Exercise prompt:
Give the material again in full, matching it exactly.

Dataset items
------------------------------
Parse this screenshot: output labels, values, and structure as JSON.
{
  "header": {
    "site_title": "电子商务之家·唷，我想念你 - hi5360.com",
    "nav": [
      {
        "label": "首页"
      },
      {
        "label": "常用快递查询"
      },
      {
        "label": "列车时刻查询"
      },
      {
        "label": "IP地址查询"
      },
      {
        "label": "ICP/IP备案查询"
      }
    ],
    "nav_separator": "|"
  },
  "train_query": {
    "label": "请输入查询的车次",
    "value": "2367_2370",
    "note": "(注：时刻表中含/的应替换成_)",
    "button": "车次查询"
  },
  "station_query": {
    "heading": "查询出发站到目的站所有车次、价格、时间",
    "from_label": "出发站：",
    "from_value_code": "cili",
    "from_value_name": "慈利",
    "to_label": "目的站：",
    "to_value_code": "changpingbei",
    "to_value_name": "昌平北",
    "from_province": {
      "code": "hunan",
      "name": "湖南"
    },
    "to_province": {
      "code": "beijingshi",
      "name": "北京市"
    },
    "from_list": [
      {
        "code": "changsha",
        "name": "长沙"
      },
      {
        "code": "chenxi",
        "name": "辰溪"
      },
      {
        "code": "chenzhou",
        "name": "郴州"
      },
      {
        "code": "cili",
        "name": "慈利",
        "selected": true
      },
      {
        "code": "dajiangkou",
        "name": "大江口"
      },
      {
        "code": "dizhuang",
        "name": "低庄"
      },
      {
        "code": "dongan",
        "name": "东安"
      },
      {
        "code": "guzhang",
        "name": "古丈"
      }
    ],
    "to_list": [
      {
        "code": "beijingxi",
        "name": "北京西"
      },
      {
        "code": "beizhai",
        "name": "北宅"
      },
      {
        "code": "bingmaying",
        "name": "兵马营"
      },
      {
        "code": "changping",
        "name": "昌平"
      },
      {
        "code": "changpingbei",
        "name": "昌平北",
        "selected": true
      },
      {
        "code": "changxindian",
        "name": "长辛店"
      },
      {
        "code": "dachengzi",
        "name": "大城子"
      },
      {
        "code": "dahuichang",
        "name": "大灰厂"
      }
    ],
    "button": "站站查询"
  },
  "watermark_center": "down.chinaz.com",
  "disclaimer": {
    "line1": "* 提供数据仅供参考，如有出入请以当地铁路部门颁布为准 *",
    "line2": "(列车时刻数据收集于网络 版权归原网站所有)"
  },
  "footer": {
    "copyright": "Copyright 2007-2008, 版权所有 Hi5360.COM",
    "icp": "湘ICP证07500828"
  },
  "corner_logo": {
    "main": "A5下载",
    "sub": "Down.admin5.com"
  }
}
------------------------------
Correct result:
Parse this screenshot: output labels, values, and structure as JSON.
{
  "header": {
    "site_title": "电子商务之家·唷，我想念你 - hi5360.com",
    "nav": [
      {
        "label": "首页"
      },
      {
        "label": "常用快递查询"
      },
      {
        "label": "列车时刻查询"
      },
      {
        "label": "IP地址查询"
      },
      {
        "label": "ICP/IP备案查询"
      }
    ],
    "nav_separator": "|"
  },
  "train_query": {
    "label": "请输入查询的车次",
    "value": "2367_2370",
    "note": "(注：时刻表中含/的应替换成_)",
    "button": "车次查询"
  },
  "station_query": {
    "heading": "查询出发站到目的站所有车次、价格、时间",
    "from_label": "出发站：",
    "from_value_code": "cili",
    "from_value_name": "慈利",
    "to_label": "目的站：",
    "to_value_code": "changpingbei",
    "to_value_name": "昌平北",
    "from_province": {
      "code": "hunan",
      "name": "湖南"
    },
    "to_province": {
      "code": "beijingshi",
      "name": "北京市"
    },
    "from_list": [
      {
        "code": "changsha",
        "name": "长沙"
      },
      {
        "code": "chenxi",
        "name": "辰溪"
      },
      {
        "code": "chenzhou",
        "name": "郴州"
      },
      {
        "code": "cili",
        "name": "慈利",
        "selected": true
      },
      {
        "code": "dajiangkou",
        "name": "大江口"
      },
      {
        "code": "dizhuang",
        "name": "低庄"
      },
      {
        "code": "dongan",
        "name": "东安"
      },
      {
        "code": "guzhang",
        "name": "古丈"
      }
    ],
    "to_list": [
      {
        "code": "beijingxi",
        "name": "北京西"
      },
      {
        "code": "beizhai",
        "name": "北宅"
      },
      {
        "code": "bingmaying",
        "name": "兵马营"
      },
      {
        "code": "changping",
        "name": "昌平"
      },
      {
        "code": "changpingbei",
        "name": "昌平北",
        "selected": true
      },
      {
        "code": "changxindian",
        "name": "长辛店"
      },
      {
        "code": "dachengzi",
        "name": "大城子"
      },
      {
        "code": "dahuichang",
        "name": "大灰厂"
      }
    ],
    "button": "站站查询"
  },
  "watermark_center": "down.chinaz.com",
  "disclaimer": {
    "line1": "* 提供数据仅供参考，如有出入请以当地铁路部门颁布为准 *",
    "line2": "(列车时刻数据收集于网络 版权归原网站所有)"
  },
  "footer": {
    "copyright": "Copyright 2007-2008, 版权所有 Hi5360.COM",
    "icp": "湘ICP证07500828"
  },
  "corner_logo": {
    "main": "A5下载",
    "sub": "Down.admin5.com"
  }
}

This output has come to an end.